+++ RECORDS SHOWN

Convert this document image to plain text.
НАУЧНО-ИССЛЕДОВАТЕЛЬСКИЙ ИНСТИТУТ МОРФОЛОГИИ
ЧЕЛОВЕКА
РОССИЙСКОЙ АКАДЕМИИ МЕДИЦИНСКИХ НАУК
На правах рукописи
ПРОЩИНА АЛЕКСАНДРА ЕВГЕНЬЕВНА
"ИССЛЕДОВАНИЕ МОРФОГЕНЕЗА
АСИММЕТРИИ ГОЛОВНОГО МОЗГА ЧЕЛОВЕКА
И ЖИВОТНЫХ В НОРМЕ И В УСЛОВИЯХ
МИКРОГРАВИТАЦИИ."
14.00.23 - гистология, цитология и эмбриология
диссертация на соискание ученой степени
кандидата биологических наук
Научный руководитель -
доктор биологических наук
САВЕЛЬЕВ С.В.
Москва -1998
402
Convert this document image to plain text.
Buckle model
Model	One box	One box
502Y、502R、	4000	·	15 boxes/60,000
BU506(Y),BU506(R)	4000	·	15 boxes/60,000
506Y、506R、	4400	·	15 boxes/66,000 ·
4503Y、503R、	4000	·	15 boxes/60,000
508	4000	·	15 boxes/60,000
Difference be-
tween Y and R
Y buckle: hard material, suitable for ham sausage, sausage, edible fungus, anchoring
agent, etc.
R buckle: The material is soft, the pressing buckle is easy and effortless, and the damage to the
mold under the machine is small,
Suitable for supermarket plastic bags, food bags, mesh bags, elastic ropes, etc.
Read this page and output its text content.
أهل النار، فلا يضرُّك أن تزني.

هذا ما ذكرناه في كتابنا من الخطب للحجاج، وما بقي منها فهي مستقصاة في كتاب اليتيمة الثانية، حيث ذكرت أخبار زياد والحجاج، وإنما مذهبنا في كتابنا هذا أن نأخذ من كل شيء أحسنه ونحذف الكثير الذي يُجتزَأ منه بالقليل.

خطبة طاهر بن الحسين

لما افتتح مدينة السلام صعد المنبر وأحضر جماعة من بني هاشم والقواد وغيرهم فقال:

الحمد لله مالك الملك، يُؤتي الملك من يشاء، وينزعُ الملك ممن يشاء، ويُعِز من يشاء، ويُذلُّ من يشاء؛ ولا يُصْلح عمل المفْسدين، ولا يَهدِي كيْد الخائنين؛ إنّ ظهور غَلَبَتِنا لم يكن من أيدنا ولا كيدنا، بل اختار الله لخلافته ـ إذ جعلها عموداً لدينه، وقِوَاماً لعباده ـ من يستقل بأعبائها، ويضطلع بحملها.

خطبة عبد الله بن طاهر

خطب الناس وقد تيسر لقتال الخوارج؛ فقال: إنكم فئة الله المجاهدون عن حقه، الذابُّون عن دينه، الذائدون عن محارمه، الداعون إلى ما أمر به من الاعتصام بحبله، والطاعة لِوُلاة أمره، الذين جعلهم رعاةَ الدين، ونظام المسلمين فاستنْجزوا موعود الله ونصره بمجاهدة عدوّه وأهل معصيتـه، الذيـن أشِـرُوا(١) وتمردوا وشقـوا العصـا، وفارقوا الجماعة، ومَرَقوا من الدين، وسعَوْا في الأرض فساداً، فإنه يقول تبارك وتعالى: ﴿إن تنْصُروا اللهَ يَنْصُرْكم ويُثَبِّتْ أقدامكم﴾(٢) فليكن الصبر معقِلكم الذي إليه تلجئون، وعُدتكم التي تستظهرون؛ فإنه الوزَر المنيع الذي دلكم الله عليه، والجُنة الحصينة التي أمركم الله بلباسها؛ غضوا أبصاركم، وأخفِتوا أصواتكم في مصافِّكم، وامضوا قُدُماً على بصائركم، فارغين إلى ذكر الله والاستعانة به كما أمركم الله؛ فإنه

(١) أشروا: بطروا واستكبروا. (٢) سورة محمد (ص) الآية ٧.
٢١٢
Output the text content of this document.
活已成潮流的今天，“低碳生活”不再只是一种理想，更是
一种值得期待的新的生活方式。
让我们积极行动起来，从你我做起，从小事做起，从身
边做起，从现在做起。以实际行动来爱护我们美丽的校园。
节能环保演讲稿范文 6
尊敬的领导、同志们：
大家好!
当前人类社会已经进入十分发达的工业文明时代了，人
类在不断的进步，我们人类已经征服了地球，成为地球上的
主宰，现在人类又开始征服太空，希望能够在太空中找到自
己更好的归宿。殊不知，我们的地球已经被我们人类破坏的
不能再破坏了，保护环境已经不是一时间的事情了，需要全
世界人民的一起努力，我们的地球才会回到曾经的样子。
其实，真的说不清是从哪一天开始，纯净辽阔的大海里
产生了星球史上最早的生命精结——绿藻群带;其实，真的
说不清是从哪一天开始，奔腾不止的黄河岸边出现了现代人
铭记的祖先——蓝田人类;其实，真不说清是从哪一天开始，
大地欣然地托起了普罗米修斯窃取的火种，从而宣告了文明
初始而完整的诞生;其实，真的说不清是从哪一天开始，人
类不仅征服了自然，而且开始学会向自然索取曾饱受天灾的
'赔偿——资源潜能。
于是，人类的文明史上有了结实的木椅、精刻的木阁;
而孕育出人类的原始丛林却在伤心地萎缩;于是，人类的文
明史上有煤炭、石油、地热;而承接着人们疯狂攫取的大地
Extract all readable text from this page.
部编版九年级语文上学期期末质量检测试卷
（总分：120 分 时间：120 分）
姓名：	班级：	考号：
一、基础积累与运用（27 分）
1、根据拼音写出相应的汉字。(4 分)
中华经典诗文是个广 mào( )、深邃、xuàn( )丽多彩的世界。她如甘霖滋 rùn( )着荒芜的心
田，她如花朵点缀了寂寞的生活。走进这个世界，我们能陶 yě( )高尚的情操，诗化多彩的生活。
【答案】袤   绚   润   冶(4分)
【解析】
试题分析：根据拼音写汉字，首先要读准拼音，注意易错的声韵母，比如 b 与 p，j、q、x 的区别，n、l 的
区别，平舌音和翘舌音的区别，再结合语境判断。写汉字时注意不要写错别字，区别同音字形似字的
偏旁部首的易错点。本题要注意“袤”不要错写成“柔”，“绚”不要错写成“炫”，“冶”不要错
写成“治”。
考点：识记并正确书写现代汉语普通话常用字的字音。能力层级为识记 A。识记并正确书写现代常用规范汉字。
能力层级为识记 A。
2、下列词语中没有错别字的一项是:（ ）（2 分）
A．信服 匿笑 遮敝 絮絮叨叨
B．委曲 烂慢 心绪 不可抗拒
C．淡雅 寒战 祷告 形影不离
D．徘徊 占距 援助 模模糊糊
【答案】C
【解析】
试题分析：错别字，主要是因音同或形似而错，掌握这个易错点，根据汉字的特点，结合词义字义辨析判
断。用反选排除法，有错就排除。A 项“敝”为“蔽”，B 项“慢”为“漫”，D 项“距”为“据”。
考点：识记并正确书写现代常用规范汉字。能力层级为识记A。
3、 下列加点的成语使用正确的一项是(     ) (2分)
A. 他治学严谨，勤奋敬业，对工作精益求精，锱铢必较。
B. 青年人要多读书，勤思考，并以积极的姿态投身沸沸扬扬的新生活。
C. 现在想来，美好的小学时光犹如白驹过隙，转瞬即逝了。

++++++

Type out the entries again, word for word.

EXERCISE ANSWER:
Convert this document image to plain text.
НАУЧНО-ИССЛЕДОВАТЕЛЬСКИЙ ИНСТИТУТ МОРФОЛОГИИ
ЧЕЛОВЕКА
РОССИЙСКОЙ АКАДЕМИИ МЕДИЦИНСКИХ НАУК
На правах рукописи
ПРОЩИНА АЛЕКСАНДРА ЕВГЕНЬЕВНА
"ИССЛЕДОВАНИЕ МОРФОГЕНЕЗА
АСИММЕТРИИ ГОЛОВНОГО МОЗГА ЧЕЛОВЕКА
И ЖИВОТНЫХ В НОРМЕ И В УСЛОВИЯХ
МИКРОГРАВИТАЦИИ."
14.00.23 - гистология, цитология и эмбриология
диссертация на соискание ученой степени
кандидата биологических наук
Научный руководитель -
доктор биологических наук
САВЕЛЬЕВ С.В.
Москва -1998
402
Convert this document image to plain text.
Buckle model
Model	One box	One box
502Y、502R、	4000	·	15 boxes/60,000
BU506(Y),BU506(R)	4000	·	15 boxes/60,000
506Y、506R、	4400	·	15 boxes/66,000 ·
4503Y、503R、	4000	·	15 boxes/60,000
508	4000	·	15 boxes/60,000
Difference be-
tween Y and R
Y buckle: hard material, suitable for ham sausage, sausage, edible fungus, anchoring
agent, etc.
R buckle: The material is soft, the pressing buckle is easy and effortless, and the damage to the
mold under the machine is small,
Suitable for supermarket plastic bags, food bags, mesh bags, elastic ropes, etc.
Read this page and output its text content.
أهل النار، فلا يضرُّك أن تزني.

هذا ما ذكرناه في كتابنا من الخطب للحجاج، وما بقي منها فهي مستقصاة في كتاب اليتيمة الثانية، حيث ذكرت أخبار زياد والحجاج، وإنما مذهبنا في كتابنا هذا أن نأخذ من كل شيء أحسنه ونحذف الكثير الذي يُجتزَأ منه بالقليل.

خطبة طاهر بن الحسين

لما افتتح مدينة السلام صعد المنبر وأحضر جماعة من بني هاشم والقواد وغيرهم فقال:

الحمد لله مالك الملك، يُؤتي الملك من يشاء، وينزعُ الملك ممن يشاء، ويُعِز من يشاء، ويُذلُّ من يشاء؛ ولا يُصْلح عمل المفْسدين، ولا يَهدِي كيْد الخائنين؛ إنّ ظهور غَلَبَتِنا لم يكن من أيدنا ولا كيدنا، بل اختار الله لخلافته ـ إذ جعلها عموداً لدينه، وقِوَاماً لعباده ـ من يستقل بأعبائها، ويضطلع بحملها.

خطبة عبد الله بن طاهر

خطب الناس وقد تيسر لقتال الخوارج؛ فقال: إنكم فئة الله المجاهدون عن حقه، الذابُّون عن دينه، الذائدون عن محارمه، الداعون إلى ما أمر به من الاعتصام بحبله، والطاعة لِوُلاة أمره، الذين جعلهم رعاةَ الدين، ونظام المسلمين فاستنْجزوا موعود الله ونصره بمجاهدة عدوّه وأهل معصيتـه، الذيـن أشِـرُوا(١) وتمردوا وشقـوا العصـا، وفارقوا الجماعة، ومَرَقوا من الدين، وسعَوْا في الأرض فساداً، فإنه يقول تبارك وتعالى: ﴿إن تنْصُروا اللهَ يَنْصُرْكم ويُثَبِّتْ أقدامكم﴾(٢) فليكن الصبر معقِلكم الذي إليه تلجئون، وعُدتكم التي تستظهرون؛ فإنه الوزَر المنيع الذي دلكم الله عليه، والجُنة الحصينة التي أمركم الله بلباسها؛ غضوا أبصاركم، وأخفِتوا أصواتكم في مصافِّكم، وامضوا قُدُماً على بصائركم، فارغين إلى ذكر الله والاستعانة به كما أمركم الله؛ فإنه

(١) أشروا: بطروا واستكبروا. (٢) سورة محمد (ص) الآية ٧.
٢١٢
Output the text content of this document.
活已成潮流的今天，“低碳生活”不再只是一种理想，更是
一种值得期待的新的生活方式。
让我们积极行动起来，从你我做起，从小事做起，从身
边做起，从现在做起。以实际行动来爱护我们美丽的校园。
节能环保演讲稿范文 6
尊敬的领导、同志们：
大家好!
当前人类社会已经进入十分发达的工业文明时代了，人
类在不断的进步，我们人类已经征服了地球，成为地球上的
主宰，现在人类又开始征服太空，希望能够在太空中找到自
己更好的归宿。殊不知，我们的地球已经被我们人类破坏的
不能再破坏了，保护环境已经不是一时间的事情了，需要全
世界人民的一起努力，我们的地球才会回到曾经的样子。
其实，真的说不清是从哪一天开始，纯净辽阔的大海里
产生了星球史上最早的生命精结——绿藻群带;其实，真的
说不清是从哪一天开始，奔腾不止的黄河岸边出现了现代人
铭记的祖先——蓝田人类;其实，真不说清是从哪一天开始，
大地欣然地托起了普罗米修斯窃取的火种，从而宣告了文明
初始而完整的诞生;其实，真的说不清是从哪一天开始，人
类不仅征服了自然，而且开始学会向自然索取曾饱受天灾的
'赔偿——资源潜能。
于是，人类的文明史上有了结实的木椅、精刻的木阁;
而孕育出人类的原始丛林却在伤心地萎缩;于是，人类的文
明史上有煤炭、石油、地热;而承接着人们疯狂攫取的大地
Extract all readable text from this page.
部编版九年级语文上学期期末质量检测试卷
（总分：120 分 时间：120 分）
姓名：	班级：	考号：
一、基础积累与运用（27 分）
1、根据拼音写出相应的汉字。(4 分)
中华经典诗文是个广 mào( )、深邃、xuàn( )丽多彩的世界。她如甘霖滋 rùn( )着荒芜的心
田，她如花朵点缀了寂寞的生活。走进这个世界，我们能陶 yě( )高尚的情操，诗化多彩的生活。
【答案】袤   绚   润   冶(4分)
【解析】
试题分析：根据拼音写汉字，首先要读准拼音，注意易错的声韵母，比如 b 与 p，j、q、x 的区别，n、l 的
区别，平舌音和翘舌音的区别，再结合语境判断。写汉字时注意不要写错别字，区别同音字形似字的
偏旁部首的易错点。本题要注意“袤”不要错写成“柔”，“绚”不要错写成“炫”，“冶”不要错
写成“治”。
考点：识记并正确书写现代汉语普通话常用字的字音。能力层级为识记 A。识记并正确书写现代常用规范汉字。
能力层级为识记 A。
2、下列词语中没有错别字的一项是:（ ）（2 分）
A．信服 匿笑 遮敝 絮絮叨叨
B．委曲 烂慢 心绪 不可抗拒
C．淡雅 寒战 祷告 形影不离
D．徘徊 占距 援助 模模糊糊
【答案】C
【解析】
试题分析：错别字，主要是因音同或形似而错，掌握这个易错点，根据汉字的特点，结合词义字义辨析判
断。用反选排除法，有错就排除。A 项“敝”为“蔽”，B 项“慢”为“漫”，D 项“距”为“据”。
考点：识记并正确书写现代常用规范汉字。能力层级为识记A。
3、 下列加点的成语使用正确的一项是(     ) (2分)
A. 他治学严谨，勤奋敬业，对工作精益求精，锱铢必较。
B. 青年人要多读书，勤思考，并以积极的姿态投身沸沸扬扬的新生活。
C. 现在想来，美好的小学时光犹如白驹过隙，转瞬即逝了。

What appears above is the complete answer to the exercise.